Stated exercise 1:
Lay out the entries from their first line through the line containing "x-tick-label: 3.0: [653, 721, 676, 737]", inclusive, as a JSON list of strings with one string per line, leaving out blank lines.

Source document:
────
![Picture](/uploads/5/3/1/4/53145165/published/act0141-medium.jpg?1517803900)
Peter JB Carman
February 4, 2018
Mark 1:29-39
I.
In childhood I first remember meeting Dorothy and Douglas, visiting my parents’ home in Massachusetts. Douglas and Dorothy Steere were Quakers, from Haverford College in Pennsylvania. By the time I got there as an eighteen-year-old student, Douglas, a philosophy professor, had been retired for quite some time. But that didn’t stop two students, a sophomore named David Hamilton and me, from seeking him out about doing an independent reading course.
In the spring of 1977, every Saturday morning, we walked to the home of Dorothy and Douglas on the edge of the college campus, and we read together, read whatever Douglas suggested. We read old mystics and we talked about Kierkegaard and world religions and we listened to Douglas reminisce about the meetings he had with bishops and gardeners.
After a while, Dorothy would walk in, and let us know it was time for breakfast. Then we got to listen to her too, a fine treat. I remember one time over breakfast—we were eating delicious home-made jam. As Douglas reminisced, she interrupted the great man… “Douglas Van Steere, that wasn’t the way it was at all…” and she corrected him at length. Douglas just smiled gently and admitted that she was probably right.
It wasn’t the only time that happened. Dorothy had a sharp memory and an acute love of the truth—and wasn’t intimidated by the credentials of her well-known partner. Douglas’ memory was failing.
Years have flown by! Douglas Steere died in the 1990s, Dorothy, the woman who set him right all the time, died more recently. David, my fellow student, is a federal judge, last I heard.
It was a long time ago. Yet one thing I learned that year I have never forgotten. It was about 8:30 or 9 one Saturday morning.
II.
Douglas started talking about the life of faith as a continuous cycle, with three parts that flow, if we are deliberate about it, from one into the next. Start anywhere on the wheel, he said, and yet it needs each phase if we are going to live our lives well!
────
Stated exercise 2:
In the sermon, what subject did Douglas Steere teach at Haverford College?
────
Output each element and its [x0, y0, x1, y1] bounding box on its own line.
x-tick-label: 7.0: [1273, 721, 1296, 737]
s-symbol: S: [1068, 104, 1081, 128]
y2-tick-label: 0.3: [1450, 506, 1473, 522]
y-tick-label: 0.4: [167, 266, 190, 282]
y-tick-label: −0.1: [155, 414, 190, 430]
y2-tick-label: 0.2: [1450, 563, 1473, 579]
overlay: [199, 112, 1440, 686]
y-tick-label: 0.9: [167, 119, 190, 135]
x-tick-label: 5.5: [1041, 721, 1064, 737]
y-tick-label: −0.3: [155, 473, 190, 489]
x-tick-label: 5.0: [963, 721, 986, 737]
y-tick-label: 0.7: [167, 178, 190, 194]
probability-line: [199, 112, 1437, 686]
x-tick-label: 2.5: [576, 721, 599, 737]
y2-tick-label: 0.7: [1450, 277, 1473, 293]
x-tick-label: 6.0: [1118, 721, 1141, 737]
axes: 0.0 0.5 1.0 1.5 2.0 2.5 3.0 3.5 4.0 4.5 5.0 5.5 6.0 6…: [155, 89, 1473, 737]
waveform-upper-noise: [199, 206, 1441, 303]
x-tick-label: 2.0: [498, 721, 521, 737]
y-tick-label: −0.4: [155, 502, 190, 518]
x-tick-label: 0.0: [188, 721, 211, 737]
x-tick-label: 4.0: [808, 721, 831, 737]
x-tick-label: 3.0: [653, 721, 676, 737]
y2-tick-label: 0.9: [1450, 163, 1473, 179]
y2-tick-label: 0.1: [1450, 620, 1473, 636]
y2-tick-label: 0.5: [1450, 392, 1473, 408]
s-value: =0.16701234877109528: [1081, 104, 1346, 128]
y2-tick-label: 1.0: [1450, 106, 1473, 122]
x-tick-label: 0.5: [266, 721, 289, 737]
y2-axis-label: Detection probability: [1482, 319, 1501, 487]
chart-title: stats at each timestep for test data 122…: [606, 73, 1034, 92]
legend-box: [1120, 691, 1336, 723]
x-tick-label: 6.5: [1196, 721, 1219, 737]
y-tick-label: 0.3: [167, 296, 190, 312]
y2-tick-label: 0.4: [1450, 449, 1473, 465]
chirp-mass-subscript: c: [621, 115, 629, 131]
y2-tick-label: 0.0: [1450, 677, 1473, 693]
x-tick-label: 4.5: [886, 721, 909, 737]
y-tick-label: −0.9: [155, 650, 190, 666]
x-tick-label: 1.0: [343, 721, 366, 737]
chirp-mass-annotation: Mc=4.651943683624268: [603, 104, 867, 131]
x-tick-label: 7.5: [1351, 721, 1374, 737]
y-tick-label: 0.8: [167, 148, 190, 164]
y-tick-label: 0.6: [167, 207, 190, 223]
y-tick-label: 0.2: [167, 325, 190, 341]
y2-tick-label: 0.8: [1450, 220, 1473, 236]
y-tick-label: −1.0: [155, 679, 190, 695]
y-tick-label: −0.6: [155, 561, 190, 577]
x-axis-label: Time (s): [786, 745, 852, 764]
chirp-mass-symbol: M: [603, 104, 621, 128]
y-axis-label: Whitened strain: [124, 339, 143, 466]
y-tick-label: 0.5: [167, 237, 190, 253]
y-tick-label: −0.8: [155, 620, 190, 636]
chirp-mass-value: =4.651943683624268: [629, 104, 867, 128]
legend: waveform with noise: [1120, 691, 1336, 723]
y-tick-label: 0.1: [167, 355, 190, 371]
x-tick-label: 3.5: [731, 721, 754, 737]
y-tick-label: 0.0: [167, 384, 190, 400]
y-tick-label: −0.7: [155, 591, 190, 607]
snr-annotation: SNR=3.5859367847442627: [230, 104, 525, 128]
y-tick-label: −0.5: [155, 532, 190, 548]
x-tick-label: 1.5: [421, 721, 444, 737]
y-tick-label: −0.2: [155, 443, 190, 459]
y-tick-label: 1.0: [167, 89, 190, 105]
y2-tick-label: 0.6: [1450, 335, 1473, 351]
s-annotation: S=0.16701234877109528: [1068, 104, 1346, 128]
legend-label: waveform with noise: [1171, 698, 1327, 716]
────
Written response 1:
[
  "Output each element and its [x0, y0, x1, y1] bounding box on its own line.",
  "x-tick-label: 7.0: [1273, 721, 1296, 737]",
  "s-symbol: S: [1068, 104, 1081, 128]",
  "y2-tick-label: 0.3: [1450, 506, 1473, 522]",
  "y-tick-label: 0.4: [167, 266, 190, 282]",
  "y-tick-label: −0.1: [155, 414, 190, 430]",
  "y2-tick-label: 0.2: [1450, 563, 1473, 579]",
  "overlay: [199, 112, 1440, 686]",
  "y-tick-label: 0.9: [167, 119, 190, 135]",
  "x-tick-label: 5.5: [1041, 721, 1064, 737]",
  "y-tick-label: −0.3: [155, 473, 190, 489]",
  "x-tick-label: 5.0: [963, 721, 986, 737]",
  "y-tick-label: 0.7: [167, 178, 190, 194]",
  "probability-line: [199, 112, 1437, 686]",
  "x-tick-label: 2.5: [576, 721, 599, 737]",
  "y2-tick-label: 0.7: [1450, 277, 1473, 293]",
  "x-tick-label: 6.0: [1118, 721, 1141, 737]",
  "axes: 0.0 0.5 1.0 1.5 2.0 2.5 3.0 3.5 4.0 4.5 5.0 5.5 6.0 6…: [155, 89, 1473, 737]",
  "waveform-upper-noise: [199, 206, 1441, 303]",
  "x-tick-label: 2.0: [498, 721, 521, 737]",
  "y-tick-label: −0.4: [155, 502, 190, 518]",
  "x-tick-label: 0.0: [188, 721, 211, 737]",
  "x-tick-label: 4.0: [808, 721, 831, 737]",
  "x-tick-label: 3.0: [653, 721, 676, 737]"
]

Written response 2:
Philosophy.